#### Stated goal:
Print all of the lines exactly. Any picture among them stays out.

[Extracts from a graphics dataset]
::::::::
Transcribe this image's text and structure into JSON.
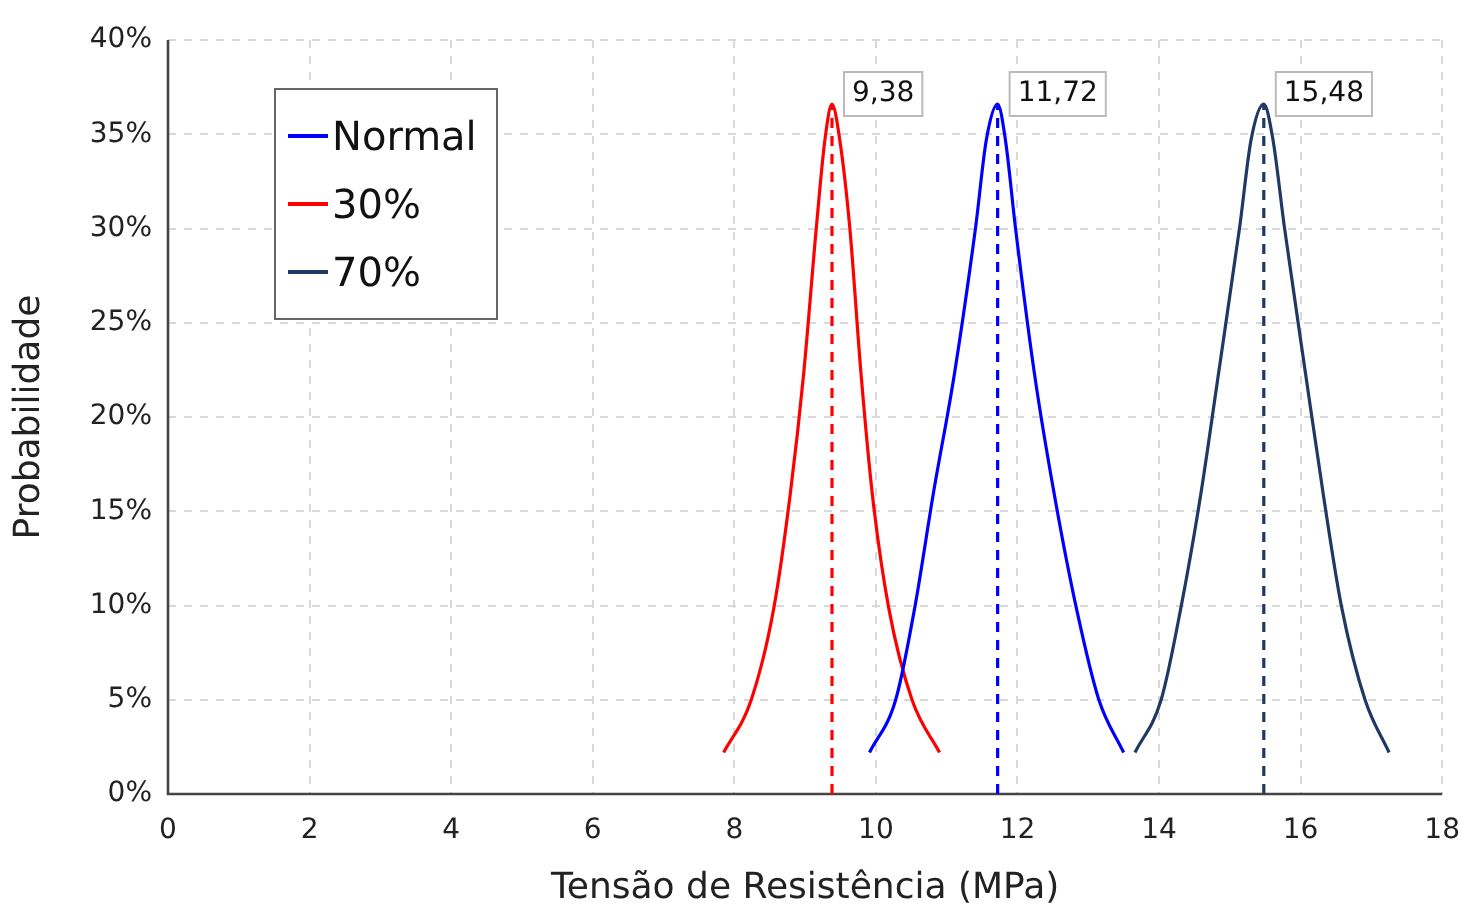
{
  "chart_data": {
    "type": "line",
    "xlabel": "Tensão de Resistência (MPa)",
    "ylabel": "Probabilidade",
    "xlim": [
      0,
      18
    ],
    "xticks": [
      0,
      2,
      4,
      6,
      8,
      10,
      12,
      14,
      16,
      18
    ],
    "ylim": [
      0,
      40
    ],
    "yticks": [
      {
        "value": 0,
        "label": "0%"
      },
      {
        "value": 5,
        "label": "5%"
      },
      {
        "value": 10,
        "label": "10%"
      },
      {
        "value": 15,
        "label": "15%"
      },
      {
        "value": 20,
        "label": "20%"
      },
      {
        "value": 25,
        "label": "25%"
      },
      {
        "value": 30,
        "label": "30%"
      },
      {
        "value": 35,
        "label": "35%"
      },
      {
        "value": 40,
        "label": "40%"
      }
    ],
    "grid": true,
    "legend": "top left",
    "marker": "none",
    "line_style": "solid",
    "series": [
      {
        "name": "Normal",
        "color": "#0000ff",
        "x": [
          9.91,
          10.28,
          10.55,
          10.81,
          11.11,
          11.41,
          11.56,
          11.72,
          11.83,
          11.97,
          12.24,
          12.52,
          12.83,
          13.15,
          13.5
        ],
        "values": [
          2.2,
          5.0,
          9.9,
          15.9,
          22.3,
          30.1,
          34.7,
          36.6,
          34.7,
          30.1,
          22.3,
          15.9,
          9.9,
          5.0,
          2.2
        ]
      },
      {
        "name": "30%",
        "color": "#ff0000",
        "x": [
          7.85,
          8.24,
          8.56,
          8.79,
          8.98,
          9.16,
          9.28,
          9.38,
          9.49,
          9.63,
          9.79,
          9.95,
          10.18,
          10.51,
          10.9
        ],
        "values": [
          2.2,
          5.0,
          9.9,
          15.9,
          22.3,
          30.1,
          34.7,
          36.6,
          34.7,
          30.1,
          22.3,
          15.9,
          9.9,
          5.0,
          2.2
        ]
      },
      {
        "name": "70%",
        "color": "#1f3864",
        "x": [
          13.66,
          14.03,
          14.31,
          14.59,
          14.84,
          15.14,
          15.3,
          15.48,
          15.61,
          15.77,
          16.07,
          16.32,
          16.58,
          16.91,
          17.25
        ],
        "values": [
          2.2,
          5.0,
          9.9,
          15.9,
          22.3,
          30.1,
          34.7,
          36.6,
          34.7,
          30.1,
          22.3,
          15.9,
          9.9,
          5.0,
          2.2
        ]
      }
    ],
    "ref_lines": [
      {
        "axis": "x",
        "value": 9.38,
        "label": "9,38",
        "color": "#ff0000",
        "line_style": "dashed"
      },
      {
        "axis": "x",
        "value": 11.72,
        "label": "11,72",
        "color": "#0000ff",
        "line_style": "dashed"
      },
      {
        "axis": "x",
        "value": 15.48,
        "label": "15,48",
        "color": "#1f3864",
        "line_style": "dashed"
      }
    ]
  }
}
::::::::
#### Full answer:
Transcribe this image's text and structure into JSON.
{
  "chart_data": {
    "type": "line",
    "xlabel": "Tensão de Resistência (MPa)",
    "ylabel": "Probabilidade",
    "xlim": [
      0,
      18
    ],
    "xticks": [
      0,
      2,
      4,
      6,
      8,
      10,
      12,
      14,
      16,
      18
    ],
    "ylim": [
      0,
      40
    ],
    "yticks": [
      {
        "value": 0,
        "label": "0%"
      },
      {
        "value": 5,
        "label": "5%"
      },
      {
        "value": 10,
        "label": "10%"
      },
      {
        "value": 15,
        "label": "15%"
      },
      {
        "value": 20,
        "label": "20%"
      },
      {
        "value": 25,
        "label": "25%"
      },
      {
        "value": 30,
        "label": "30%"
      },
      {
        "value": 35,
        "label": "35%"
      },
      {
        "value": 40,
        "label": "40%"
      }
    ],
    "grid": true,
    "legend": "top left",
    "marker": "none",
    "line_style": "solid",
    "series": [
      {
        "name": "Normal",
        "color": "#0000ff",
        "x": [
          9.91,
          10.28,
          10.55,
          10.81,
          11.11,
          11.41,
          11.56,
          11.72,
          11.83,
          11.97,
          12.24,
          12.52,
          12.83,
          13.15,
          13.5
        ],
        "values": [
          2.2,
          5.0,
          9.9,
          15.9,
          22.3,
          30.1,
          34.7,
          36.6,
          34.7,
          30.1,
          22.3,
          15.9,
          9.9,
          5.0,
          2.2
        ]
      },
      {
        "name": "30%",
        "color": "#ff0000",
        "x": [
          7.85,
          8.24,
          8.56,
          8.79,
          8.98,
          9.16,
          9.28,
          9.38,
          9.49,
          9.63,
          9.79,
          9.95,
          10.18,
          10.51,
          10.9
        ],
        "values": [
          2.2,
          5.0,
          9.9,
          15.9,
          22.3,
          30.1,
          34.7,
          36.6,
          34.7,
          30.1,
          22.3,
          15.9,
          9.9,
          5.0,
          2.2
        ]
      },
      {
        "name": "70%",
        "color": "#1f3864",
        "x": [
          13.66,
          14.03,
          14.31,
          14.59,
          14.84,
          15.14,
          15.3,
          15.48,
          15.61,
          15.77,
          16.07,
          16.32,
          16.58,
          16.91,
          17.25
        ],
        "values": [
          2.2,
          5.0,
          9.9,
          15.9,
          22.3,
          30.1,
          34.7,
          36.6,
          34.7,
          30.1,
          22.3,
          15.9,
          9.9,
          5.0,
          2.2
        ]
      }
    ],
    "ref_lines": [
      {
        "axis": "x",
        "value": 9.38,
        "label": "9,38",
        "color": "#ff0000",
        "line_style": "dashed"
      },
      {
        "axis": "x",
        "value": 11.72,
        "label": "11,72",
        "color": "#0000ff",
        "line_style": "dashed"
      },
      {
        "axis": "x",
        "value": 15.48,
        "label": "15,48",
        "color": "#1f3864",
        "line_style": "dashed"
      }
    ]
  }
}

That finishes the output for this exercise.